• Work required: Copy each line of the records that contains the word "JSON".

• Material supplied:
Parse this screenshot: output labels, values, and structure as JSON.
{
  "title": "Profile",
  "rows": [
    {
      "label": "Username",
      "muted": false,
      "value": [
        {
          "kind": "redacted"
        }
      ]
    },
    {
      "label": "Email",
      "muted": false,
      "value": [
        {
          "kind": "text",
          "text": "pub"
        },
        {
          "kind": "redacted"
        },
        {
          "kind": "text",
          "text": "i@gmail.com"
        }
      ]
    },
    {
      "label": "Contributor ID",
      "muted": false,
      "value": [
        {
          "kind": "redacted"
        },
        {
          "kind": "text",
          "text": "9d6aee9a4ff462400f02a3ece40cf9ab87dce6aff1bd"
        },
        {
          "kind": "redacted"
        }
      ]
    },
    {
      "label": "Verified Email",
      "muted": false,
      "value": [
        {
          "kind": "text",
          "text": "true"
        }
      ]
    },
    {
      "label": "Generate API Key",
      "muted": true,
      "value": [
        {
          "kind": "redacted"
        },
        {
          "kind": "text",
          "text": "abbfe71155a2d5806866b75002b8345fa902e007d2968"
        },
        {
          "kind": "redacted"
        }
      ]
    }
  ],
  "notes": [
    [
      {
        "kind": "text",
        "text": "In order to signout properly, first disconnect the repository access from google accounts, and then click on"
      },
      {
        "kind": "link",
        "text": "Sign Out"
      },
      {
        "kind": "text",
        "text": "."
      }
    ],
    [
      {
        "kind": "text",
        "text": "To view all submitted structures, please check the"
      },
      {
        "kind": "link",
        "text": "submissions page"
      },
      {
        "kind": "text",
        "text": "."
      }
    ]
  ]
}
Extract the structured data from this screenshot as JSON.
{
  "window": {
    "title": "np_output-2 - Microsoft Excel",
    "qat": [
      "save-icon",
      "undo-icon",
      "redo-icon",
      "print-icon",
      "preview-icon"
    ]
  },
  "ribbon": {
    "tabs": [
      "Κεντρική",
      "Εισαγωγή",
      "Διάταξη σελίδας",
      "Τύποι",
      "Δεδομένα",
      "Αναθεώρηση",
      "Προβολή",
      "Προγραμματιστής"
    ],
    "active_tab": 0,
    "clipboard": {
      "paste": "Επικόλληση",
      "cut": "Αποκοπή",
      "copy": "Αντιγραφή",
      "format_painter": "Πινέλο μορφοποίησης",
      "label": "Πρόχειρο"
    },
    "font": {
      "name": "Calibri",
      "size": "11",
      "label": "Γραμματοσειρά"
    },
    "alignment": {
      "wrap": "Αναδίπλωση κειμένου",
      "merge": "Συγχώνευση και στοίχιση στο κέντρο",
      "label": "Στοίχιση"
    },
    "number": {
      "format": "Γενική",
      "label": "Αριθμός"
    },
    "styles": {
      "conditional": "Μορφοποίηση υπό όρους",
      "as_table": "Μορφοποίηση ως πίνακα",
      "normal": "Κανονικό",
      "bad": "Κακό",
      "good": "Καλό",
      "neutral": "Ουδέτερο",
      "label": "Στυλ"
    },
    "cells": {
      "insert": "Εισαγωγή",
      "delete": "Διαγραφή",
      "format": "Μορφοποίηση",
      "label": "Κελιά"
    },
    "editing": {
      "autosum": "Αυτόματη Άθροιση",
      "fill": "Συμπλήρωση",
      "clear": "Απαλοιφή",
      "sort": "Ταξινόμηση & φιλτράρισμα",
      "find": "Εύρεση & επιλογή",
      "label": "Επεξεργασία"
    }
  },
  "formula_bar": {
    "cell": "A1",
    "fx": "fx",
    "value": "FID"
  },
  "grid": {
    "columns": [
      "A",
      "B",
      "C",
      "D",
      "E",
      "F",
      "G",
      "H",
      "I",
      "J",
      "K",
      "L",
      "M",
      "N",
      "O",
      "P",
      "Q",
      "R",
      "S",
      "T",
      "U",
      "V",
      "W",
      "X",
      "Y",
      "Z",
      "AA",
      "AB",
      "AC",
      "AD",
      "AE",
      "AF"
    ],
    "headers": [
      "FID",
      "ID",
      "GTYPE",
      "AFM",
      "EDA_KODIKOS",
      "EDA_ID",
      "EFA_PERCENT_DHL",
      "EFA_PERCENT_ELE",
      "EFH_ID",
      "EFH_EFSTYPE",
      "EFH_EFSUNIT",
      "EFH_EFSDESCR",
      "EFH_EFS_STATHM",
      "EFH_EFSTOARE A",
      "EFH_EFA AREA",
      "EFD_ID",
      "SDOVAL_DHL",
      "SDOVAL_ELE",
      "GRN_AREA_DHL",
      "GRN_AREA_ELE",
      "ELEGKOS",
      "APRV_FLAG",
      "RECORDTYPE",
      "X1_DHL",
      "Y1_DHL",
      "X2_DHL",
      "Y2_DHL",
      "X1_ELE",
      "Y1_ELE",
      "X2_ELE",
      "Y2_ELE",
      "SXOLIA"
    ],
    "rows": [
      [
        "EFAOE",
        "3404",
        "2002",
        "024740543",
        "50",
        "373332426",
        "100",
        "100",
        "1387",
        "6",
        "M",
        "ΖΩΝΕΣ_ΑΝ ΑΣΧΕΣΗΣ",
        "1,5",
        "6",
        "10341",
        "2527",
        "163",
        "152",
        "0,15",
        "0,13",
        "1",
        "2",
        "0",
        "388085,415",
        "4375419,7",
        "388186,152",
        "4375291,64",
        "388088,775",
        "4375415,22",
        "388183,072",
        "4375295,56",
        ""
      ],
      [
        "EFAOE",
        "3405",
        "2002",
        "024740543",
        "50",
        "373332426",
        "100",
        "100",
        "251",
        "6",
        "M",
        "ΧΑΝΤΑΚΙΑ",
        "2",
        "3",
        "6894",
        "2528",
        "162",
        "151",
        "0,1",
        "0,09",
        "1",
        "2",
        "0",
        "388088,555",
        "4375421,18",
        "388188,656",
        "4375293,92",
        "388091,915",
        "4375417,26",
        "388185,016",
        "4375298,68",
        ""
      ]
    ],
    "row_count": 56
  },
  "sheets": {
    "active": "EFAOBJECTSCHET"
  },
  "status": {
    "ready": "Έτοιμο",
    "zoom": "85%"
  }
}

• Problem solution:
Parse this screenshot: output labels, values, and structure as JSON.
Extract the structured data from this screenshot as JSON.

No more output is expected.